WHAT YOU ARE ASKED TO DO: Copy every record below exactly.

## begin DATA FOR THE TASK

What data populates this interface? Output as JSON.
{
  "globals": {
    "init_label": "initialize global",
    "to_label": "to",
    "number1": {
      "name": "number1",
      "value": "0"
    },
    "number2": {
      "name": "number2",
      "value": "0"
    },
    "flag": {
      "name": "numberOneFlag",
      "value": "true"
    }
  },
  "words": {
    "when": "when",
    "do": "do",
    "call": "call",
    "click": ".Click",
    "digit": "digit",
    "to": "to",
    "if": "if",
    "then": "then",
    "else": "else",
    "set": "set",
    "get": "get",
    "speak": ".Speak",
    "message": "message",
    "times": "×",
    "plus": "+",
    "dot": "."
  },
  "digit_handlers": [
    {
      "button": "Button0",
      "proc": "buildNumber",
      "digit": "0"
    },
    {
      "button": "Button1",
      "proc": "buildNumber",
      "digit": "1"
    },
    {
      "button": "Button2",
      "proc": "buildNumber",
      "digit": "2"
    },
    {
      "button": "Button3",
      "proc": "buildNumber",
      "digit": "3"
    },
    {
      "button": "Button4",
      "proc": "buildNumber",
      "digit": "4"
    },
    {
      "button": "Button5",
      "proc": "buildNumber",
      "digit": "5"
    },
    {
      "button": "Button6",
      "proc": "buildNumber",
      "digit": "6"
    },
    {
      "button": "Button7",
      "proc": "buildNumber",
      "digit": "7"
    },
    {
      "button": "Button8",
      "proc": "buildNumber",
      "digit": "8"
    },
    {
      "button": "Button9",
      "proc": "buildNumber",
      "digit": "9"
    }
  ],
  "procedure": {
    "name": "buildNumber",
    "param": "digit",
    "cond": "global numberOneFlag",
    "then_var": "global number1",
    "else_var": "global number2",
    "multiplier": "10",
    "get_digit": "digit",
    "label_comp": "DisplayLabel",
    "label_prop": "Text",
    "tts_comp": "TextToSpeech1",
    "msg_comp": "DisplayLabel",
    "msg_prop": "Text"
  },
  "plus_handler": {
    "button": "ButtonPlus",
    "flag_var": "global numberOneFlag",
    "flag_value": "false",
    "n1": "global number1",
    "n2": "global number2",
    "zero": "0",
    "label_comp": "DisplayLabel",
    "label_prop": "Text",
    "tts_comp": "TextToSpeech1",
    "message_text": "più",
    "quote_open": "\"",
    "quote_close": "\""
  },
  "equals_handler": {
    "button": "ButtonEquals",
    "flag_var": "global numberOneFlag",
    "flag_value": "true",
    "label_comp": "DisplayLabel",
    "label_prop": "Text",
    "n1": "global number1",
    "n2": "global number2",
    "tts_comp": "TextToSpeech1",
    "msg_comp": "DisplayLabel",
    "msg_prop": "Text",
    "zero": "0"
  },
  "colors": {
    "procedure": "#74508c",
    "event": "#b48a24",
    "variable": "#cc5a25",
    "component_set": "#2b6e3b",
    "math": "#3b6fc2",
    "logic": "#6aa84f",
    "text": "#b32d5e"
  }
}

## end DATA FOR THE TASK

IN RESPONSE:
What data populates this interface? Output as JSON.
{
  "globals": {
    "init_label": "initialize global",
    "to_label": "to",
    "number1": {
      "name": "number1",
      "value": "0"
    },
    "number2": {
      "name": "number2",
      "value": "0"
    },
    "flag": {
      "name": "numberOneFlag",
      "value": "true"
    }
  },
  "words": {
    "when": "when",
    "do": "do",
    "call": "call",
    "click": ".Click",
    "digit": "digit",
    "to": "to",
    "if": "if",
    "then": "then",
    "else": "else",
    "set": "set",
    "get": "get",
    "speak": ".Speak",
    "message": "message",
    "times": "×",
    "plus": "+",
    "dot": "."
  },
  "digit_handlers": [
    {
      "button": "Button0",
      "proc": "buildNumber",
      "digit": "0"
    },
    {
      "button": "Button1",
      "proc": "buildNumber",
      "digit": "1"
    },
    {
      "button": "Button2",
      "proc": "buildNumber",
      "digit": "2"
    },
    {
      "button": "Button3",
      "proc": "buildNumber",
      "digit": "3"
    },
    {
      "button": "Button4",
      "proc": "buildNumber",
      "digit": "4"
    },
    {
      "button": "Button5",
      "proc": "buildNumber",
      "digit": "5"
    },
    {
      "button": "Button6",
      "proc": "buildNumber",
      "digit": "6"
    },
    {
      "button": "Button7",
      "proc": "buildNumber",
      "digit": "7"
    },
    {
      "button": "Button8",
      "proc": "buildNumber",
      "digit": "8"
    },
    {
      "button": "Button9",
      "proc": "buildNumber",
      "digit": "9"
    }
  ],
  "procedure": {
    "name": "buildNumber",
    "param": "digit",
    "cond": "global numberOneFlag",
    "then_var": "global number1",
    "else_var": "global number2",
    "multiplier": "10",
    "get_digit": "digit",
    "label_comp": "DisplayLabel",
    "label_prop": "Text",
    "tts_comp": "TextToSpeech1",
    "msg_comp": "DisplayLabel",
    "msg_prop": "Text"
  },
  "plus_handler": {
    "button": "ButtonPlus",
    "flag_var": "global numberOneFlag",
    "flag_value": "false",
    "n1": "global number1",
    "n2": "global number2",
    "zero": "0",
    "label_comp": "DisplayLabel",
    "label_prop": "Text",
    "tts_comp": "TextToSpeech1",
    "message_text": "più",
    "quote_open": "\"",
    "quote_close": "\""
  },
  "equals_handler": {
    "button": "ButtonEquals",
    "flag_var": "global numberOneFlag",
    "flag_value": "true",
    "label_comp": "DisplayLabel",
    "label_prop": "Text",
    "n1": "global number1",
    "n2": "global number2",
    "tts_comp": "TextToSpeech1",
    "msg_comp": "DisplayLabel",
    "msg_prop": "Text",
    "zero": "0"
  },
  "colors": {
    "procedure": "#74508c",
    "event": "#b48a24",
    "variable": "#cc5a25",
    "component_set": "#2b6e3b",
    "math": "#3b6fc2",
    "logic": "#6aa84f",
    "text": "#b32d5e"
  }
}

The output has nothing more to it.